▶ **WHAT THIS TASK INVOLVES**: Pick out every line that holds the string "JSON" and copy it.

▶ **INFORMATION PROVIDED**:
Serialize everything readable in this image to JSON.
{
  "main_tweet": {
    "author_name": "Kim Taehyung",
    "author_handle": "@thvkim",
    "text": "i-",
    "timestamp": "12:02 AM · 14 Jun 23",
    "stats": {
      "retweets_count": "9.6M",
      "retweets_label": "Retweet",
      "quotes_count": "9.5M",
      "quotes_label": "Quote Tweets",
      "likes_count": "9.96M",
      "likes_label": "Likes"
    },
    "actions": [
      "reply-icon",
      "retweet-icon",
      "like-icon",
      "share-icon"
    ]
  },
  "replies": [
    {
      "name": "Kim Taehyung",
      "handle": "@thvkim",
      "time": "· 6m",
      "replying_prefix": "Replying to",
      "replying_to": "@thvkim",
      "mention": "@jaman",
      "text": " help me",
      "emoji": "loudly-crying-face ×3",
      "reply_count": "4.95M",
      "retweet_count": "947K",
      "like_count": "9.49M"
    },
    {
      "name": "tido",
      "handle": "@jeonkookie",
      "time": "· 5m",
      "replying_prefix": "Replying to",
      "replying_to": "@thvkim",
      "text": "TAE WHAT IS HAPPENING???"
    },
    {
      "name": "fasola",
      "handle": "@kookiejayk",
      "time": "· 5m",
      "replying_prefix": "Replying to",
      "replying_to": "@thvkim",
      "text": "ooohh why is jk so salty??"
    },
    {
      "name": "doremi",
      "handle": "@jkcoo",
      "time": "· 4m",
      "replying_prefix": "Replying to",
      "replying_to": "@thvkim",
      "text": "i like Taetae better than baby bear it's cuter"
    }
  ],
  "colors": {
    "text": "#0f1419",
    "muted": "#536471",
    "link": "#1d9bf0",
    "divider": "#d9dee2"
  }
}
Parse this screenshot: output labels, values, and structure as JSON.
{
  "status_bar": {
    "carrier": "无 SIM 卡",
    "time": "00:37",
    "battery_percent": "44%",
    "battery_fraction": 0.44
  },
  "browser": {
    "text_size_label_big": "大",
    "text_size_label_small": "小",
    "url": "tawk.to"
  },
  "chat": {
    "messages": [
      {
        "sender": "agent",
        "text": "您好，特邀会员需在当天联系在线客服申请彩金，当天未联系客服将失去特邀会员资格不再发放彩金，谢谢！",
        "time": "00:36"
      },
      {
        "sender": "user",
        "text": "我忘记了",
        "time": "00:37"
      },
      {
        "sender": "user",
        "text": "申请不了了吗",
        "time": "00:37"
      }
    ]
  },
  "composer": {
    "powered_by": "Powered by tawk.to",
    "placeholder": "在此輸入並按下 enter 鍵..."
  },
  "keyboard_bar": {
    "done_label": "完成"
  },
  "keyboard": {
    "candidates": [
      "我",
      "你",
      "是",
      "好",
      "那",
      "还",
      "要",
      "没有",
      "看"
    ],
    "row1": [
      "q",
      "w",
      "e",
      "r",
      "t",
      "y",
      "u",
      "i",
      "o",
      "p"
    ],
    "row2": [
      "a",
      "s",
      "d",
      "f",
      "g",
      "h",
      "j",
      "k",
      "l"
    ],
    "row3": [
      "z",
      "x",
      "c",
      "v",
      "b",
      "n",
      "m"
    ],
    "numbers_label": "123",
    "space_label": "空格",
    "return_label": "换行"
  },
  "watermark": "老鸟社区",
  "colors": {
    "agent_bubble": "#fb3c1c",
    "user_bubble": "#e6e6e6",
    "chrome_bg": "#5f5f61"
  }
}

▶ **ANSWER TO THE EXERCISE**:
Serialize everything readable in this image to JSON.
Parse this screenshot: output labels, values, and structure as JSON.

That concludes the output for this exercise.